*WORK TO COMPLETE:* From the entries below, copy out every line with "ylabel" in it.
-=-=-=-=-
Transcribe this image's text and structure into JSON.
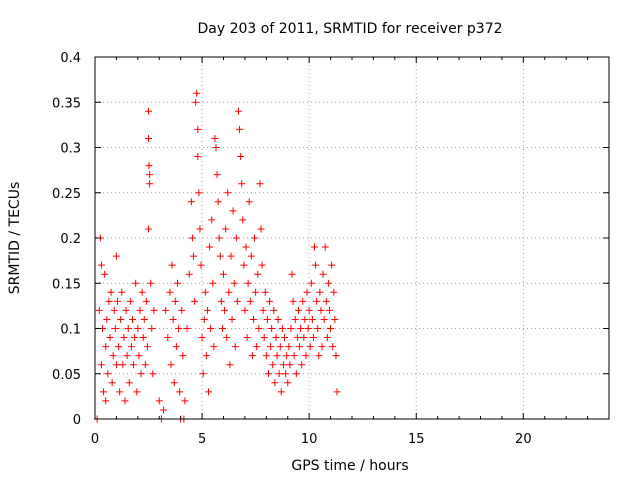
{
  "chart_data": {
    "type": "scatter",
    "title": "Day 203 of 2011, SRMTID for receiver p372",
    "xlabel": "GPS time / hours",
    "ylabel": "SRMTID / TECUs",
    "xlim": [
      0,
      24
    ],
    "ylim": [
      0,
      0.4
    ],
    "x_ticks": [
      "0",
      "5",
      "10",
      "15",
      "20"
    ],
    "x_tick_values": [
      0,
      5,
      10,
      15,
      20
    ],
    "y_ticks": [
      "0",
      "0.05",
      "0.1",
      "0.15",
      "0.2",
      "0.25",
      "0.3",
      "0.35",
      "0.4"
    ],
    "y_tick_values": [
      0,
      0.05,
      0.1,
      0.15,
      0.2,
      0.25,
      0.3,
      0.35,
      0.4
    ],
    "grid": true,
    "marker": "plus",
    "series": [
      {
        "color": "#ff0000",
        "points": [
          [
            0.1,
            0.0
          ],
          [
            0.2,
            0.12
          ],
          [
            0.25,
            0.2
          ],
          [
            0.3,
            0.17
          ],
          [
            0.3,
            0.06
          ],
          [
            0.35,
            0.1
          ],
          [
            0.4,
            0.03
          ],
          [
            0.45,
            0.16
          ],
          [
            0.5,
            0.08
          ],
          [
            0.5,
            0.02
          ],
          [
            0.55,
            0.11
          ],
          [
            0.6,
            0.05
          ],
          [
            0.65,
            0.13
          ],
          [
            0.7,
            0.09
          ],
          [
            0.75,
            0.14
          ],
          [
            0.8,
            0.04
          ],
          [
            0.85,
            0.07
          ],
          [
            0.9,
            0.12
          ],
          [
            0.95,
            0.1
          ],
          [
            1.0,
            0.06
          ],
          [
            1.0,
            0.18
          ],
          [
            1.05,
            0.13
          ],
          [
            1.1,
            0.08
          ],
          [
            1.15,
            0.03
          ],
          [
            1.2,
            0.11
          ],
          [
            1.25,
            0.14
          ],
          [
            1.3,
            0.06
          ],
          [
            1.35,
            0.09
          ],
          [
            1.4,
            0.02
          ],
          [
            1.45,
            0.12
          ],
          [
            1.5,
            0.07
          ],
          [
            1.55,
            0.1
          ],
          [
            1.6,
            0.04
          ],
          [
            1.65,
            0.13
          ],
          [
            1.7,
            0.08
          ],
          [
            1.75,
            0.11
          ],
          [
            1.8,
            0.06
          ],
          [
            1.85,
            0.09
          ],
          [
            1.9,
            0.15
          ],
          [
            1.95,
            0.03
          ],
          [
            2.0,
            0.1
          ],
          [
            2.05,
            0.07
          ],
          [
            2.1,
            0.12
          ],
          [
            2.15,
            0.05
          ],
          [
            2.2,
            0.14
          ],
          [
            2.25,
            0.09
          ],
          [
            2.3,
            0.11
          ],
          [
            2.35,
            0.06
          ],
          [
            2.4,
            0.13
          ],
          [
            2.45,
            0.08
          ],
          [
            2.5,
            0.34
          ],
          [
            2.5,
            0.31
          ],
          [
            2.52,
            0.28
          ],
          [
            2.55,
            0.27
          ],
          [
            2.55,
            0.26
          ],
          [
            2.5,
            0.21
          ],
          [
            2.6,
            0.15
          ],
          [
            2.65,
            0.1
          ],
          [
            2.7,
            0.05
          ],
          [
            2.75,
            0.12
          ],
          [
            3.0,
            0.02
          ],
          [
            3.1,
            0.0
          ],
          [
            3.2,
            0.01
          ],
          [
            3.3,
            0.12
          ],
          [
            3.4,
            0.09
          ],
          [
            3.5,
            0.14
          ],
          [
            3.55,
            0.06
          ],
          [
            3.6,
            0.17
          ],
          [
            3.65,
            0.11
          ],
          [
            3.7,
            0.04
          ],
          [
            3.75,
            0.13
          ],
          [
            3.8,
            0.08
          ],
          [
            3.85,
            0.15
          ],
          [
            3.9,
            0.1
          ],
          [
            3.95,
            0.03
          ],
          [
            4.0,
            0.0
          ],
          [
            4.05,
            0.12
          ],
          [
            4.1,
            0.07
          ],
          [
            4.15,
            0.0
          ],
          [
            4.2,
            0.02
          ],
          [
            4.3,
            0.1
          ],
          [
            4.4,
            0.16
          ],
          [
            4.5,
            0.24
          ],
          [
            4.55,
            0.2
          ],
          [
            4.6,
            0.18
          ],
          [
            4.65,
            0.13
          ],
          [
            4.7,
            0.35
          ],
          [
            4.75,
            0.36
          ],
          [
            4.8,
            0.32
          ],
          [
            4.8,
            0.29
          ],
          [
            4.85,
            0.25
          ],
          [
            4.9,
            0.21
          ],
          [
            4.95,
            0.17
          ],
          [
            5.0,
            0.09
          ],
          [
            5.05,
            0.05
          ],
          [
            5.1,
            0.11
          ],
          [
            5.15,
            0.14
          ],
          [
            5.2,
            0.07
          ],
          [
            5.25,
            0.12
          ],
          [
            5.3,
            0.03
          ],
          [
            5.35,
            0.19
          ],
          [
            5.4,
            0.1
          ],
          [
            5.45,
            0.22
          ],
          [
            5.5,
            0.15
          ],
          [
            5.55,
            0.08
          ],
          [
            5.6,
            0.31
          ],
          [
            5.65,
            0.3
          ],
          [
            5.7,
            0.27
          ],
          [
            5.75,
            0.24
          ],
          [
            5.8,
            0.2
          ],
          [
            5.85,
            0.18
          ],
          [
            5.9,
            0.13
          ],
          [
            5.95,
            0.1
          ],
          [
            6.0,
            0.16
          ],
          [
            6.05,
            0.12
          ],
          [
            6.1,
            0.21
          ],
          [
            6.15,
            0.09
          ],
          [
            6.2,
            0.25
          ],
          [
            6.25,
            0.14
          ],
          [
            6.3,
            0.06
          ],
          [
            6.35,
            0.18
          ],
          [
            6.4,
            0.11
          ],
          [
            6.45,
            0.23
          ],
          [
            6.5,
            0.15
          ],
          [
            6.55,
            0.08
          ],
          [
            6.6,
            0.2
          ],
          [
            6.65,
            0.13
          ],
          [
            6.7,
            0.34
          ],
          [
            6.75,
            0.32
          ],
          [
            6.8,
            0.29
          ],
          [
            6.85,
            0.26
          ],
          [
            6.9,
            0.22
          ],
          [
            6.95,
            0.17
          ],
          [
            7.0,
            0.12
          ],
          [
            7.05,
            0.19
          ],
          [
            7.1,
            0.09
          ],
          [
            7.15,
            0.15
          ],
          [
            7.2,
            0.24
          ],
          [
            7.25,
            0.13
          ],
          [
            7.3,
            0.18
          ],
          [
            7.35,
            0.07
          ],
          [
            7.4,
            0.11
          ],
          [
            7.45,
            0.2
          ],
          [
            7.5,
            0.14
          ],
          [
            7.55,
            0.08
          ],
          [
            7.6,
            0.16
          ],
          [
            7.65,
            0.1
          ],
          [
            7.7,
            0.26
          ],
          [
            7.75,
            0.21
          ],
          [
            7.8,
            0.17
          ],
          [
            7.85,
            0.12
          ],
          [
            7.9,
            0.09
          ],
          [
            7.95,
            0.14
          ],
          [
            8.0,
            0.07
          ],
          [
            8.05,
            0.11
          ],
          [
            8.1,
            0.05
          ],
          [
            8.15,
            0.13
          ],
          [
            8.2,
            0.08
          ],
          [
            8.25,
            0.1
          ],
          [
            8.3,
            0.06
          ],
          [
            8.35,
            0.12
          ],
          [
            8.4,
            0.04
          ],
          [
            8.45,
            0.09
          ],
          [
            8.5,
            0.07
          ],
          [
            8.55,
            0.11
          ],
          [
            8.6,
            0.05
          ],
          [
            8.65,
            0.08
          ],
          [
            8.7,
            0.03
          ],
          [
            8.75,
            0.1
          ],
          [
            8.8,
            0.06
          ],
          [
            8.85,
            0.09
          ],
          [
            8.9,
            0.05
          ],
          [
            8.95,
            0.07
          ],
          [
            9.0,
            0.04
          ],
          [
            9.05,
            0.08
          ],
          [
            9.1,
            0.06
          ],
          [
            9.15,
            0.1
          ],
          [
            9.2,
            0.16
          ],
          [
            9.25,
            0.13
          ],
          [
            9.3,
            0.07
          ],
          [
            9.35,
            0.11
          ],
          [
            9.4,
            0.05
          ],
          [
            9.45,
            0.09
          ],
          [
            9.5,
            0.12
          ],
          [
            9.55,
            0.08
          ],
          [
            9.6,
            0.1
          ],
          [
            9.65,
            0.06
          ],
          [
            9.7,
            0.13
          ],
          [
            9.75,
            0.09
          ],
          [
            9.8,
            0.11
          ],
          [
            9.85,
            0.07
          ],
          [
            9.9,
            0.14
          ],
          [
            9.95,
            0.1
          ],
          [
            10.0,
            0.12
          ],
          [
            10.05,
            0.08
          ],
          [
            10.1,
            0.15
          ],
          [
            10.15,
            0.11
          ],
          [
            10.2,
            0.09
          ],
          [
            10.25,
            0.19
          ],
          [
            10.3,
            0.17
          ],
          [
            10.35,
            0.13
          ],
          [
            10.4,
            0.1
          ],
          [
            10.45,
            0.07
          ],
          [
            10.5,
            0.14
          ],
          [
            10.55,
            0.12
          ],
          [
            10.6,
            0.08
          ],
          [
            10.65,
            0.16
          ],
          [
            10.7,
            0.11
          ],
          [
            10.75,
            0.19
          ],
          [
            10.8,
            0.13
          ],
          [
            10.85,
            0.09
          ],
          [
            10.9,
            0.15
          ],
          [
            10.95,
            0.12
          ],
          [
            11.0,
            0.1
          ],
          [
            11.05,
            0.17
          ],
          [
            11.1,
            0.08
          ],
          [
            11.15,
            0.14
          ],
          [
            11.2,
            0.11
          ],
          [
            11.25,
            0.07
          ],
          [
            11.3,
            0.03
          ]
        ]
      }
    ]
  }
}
-=-=-=-=-
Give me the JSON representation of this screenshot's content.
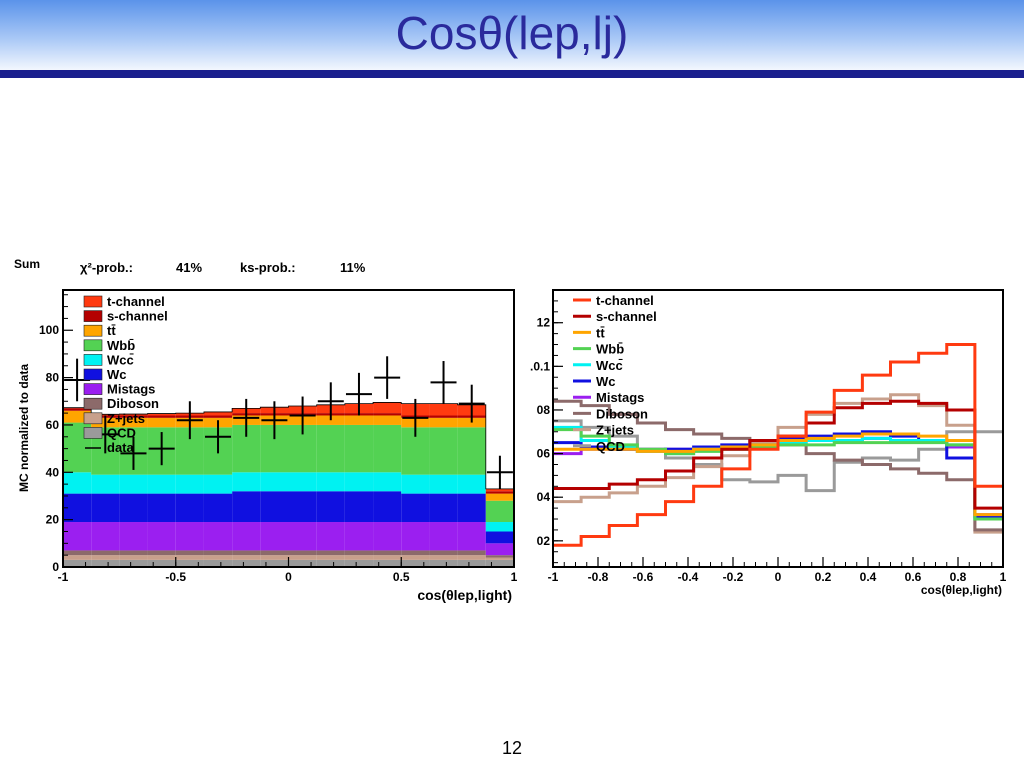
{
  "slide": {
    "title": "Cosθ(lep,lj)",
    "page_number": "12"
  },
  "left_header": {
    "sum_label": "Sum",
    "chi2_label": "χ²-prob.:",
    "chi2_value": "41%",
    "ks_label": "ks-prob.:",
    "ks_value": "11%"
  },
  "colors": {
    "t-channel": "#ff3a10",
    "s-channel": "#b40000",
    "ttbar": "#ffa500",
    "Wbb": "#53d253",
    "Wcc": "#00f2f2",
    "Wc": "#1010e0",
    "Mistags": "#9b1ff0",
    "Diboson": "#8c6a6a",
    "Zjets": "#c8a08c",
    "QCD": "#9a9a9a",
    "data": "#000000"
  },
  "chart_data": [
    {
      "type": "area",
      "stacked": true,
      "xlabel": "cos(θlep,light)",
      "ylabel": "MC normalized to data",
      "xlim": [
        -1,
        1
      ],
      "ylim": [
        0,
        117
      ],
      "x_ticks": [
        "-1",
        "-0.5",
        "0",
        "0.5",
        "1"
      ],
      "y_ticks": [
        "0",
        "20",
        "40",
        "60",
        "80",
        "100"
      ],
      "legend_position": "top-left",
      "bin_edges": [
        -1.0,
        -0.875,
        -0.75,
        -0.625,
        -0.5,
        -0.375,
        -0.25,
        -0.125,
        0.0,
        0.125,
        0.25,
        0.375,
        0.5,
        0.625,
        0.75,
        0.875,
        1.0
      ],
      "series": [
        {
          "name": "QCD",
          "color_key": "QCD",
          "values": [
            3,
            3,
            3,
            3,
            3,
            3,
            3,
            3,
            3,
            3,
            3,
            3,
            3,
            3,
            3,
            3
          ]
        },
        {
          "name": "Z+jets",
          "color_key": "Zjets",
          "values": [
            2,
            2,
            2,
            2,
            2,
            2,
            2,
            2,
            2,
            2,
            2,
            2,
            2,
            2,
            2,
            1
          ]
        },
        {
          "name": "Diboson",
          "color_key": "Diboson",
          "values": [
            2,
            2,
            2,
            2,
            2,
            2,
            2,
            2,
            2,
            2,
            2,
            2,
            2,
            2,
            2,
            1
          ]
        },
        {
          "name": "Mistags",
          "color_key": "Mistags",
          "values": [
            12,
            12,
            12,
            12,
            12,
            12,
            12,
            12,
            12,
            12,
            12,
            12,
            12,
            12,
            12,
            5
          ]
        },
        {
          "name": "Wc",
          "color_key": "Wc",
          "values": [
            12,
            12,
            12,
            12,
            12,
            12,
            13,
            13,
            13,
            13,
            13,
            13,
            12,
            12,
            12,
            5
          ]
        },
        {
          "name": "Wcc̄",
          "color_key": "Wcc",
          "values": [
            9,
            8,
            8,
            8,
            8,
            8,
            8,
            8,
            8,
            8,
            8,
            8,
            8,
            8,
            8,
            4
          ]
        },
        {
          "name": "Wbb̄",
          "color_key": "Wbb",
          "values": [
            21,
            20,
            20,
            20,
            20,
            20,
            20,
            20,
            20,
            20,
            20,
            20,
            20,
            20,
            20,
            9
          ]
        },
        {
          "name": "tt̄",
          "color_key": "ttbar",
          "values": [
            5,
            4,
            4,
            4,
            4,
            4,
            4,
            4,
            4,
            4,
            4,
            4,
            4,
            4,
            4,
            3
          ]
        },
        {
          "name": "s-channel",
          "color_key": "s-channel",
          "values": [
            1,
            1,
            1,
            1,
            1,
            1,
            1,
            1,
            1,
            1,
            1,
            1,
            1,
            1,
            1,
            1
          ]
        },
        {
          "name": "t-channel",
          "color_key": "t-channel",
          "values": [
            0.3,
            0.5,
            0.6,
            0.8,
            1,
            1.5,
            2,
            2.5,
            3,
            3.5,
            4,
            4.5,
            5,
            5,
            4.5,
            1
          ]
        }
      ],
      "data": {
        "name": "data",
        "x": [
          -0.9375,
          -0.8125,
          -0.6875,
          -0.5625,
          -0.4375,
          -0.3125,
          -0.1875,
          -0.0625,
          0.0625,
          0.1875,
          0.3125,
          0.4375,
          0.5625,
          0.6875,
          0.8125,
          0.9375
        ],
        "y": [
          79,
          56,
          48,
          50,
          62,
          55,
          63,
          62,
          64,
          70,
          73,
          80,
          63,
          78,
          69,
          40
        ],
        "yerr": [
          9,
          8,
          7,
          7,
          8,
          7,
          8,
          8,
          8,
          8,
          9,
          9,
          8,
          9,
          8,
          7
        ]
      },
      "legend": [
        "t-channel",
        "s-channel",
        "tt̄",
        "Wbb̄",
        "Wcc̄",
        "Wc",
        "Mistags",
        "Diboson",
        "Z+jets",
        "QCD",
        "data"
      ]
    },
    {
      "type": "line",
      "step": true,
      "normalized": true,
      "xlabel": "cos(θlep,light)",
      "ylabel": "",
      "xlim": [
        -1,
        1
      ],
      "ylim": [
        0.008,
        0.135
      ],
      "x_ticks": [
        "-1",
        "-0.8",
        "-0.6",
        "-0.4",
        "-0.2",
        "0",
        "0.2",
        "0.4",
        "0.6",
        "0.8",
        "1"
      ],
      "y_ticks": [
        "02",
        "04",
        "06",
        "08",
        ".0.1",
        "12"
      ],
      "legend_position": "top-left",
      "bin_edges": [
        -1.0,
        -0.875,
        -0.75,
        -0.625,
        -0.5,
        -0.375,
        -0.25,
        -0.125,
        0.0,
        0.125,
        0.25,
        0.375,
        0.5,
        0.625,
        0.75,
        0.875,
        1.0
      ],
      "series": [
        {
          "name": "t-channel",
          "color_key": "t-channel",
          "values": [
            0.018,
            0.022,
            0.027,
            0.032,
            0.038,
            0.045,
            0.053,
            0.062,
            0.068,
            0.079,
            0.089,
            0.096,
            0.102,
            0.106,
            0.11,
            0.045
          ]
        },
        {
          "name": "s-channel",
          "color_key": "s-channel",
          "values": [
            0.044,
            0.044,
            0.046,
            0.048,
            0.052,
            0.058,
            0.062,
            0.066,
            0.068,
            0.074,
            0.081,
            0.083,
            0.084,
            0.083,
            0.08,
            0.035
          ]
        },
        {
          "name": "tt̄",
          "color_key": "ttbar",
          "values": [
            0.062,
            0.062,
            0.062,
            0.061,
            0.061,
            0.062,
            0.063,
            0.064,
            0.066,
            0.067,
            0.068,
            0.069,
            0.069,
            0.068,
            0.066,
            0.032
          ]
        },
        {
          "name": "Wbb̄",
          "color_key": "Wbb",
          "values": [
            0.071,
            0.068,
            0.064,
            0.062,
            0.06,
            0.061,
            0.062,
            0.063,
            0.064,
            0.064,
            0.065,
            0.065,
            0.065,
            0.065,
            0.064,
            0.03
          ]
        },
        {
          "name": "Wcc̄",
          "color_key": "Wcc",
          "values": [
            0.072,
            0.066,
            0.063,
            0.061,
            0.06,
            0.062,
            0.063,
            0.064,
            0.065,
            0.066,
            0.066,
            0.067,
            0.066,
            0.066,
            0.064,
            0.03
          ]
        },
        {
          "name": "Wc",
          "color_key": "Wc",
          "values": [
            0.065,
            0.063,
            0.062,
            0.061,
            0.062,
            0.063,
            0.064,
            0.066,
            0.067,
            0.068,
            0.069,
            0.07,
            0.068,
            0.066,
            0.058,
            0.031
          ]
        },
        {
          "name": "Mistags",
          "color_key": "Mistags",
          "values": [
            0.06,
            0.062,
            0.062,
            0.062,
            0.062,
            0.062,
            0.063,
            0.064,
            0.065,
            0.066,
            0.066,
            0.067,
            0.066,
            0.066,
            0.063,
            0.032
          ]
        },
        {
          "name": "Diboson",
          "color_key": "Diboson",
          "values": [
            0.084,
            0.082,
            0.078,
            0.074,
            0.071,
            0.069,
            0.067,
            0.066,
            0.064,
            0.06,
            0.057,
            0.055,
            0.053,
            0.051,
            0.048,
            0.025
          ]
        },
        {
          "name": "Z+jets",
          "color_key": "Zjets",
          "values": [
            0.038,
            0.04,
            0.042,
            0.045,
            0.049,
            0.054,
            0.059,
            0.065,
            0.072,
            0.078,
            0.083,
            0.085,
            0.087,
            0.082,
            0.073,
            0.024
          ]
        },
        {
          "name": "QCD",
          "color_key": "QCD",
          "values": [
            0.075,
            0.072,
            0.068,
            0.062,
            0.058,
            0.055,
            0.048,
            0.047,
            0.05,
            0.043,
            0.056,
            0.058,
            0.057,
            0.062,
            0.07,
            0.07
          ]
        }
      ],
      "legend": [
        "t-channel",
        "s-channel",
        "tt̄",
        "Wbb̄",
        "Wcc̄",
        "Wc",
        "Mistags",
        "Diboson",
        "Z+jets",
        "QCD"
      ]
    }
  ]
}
-=-=-=-=-
*RESPONSE TO THIS TASK:*
    "ylabel": "SRMTID / TECUs",
      "ylabel": "MC normalized to data",
      "ylabel": "",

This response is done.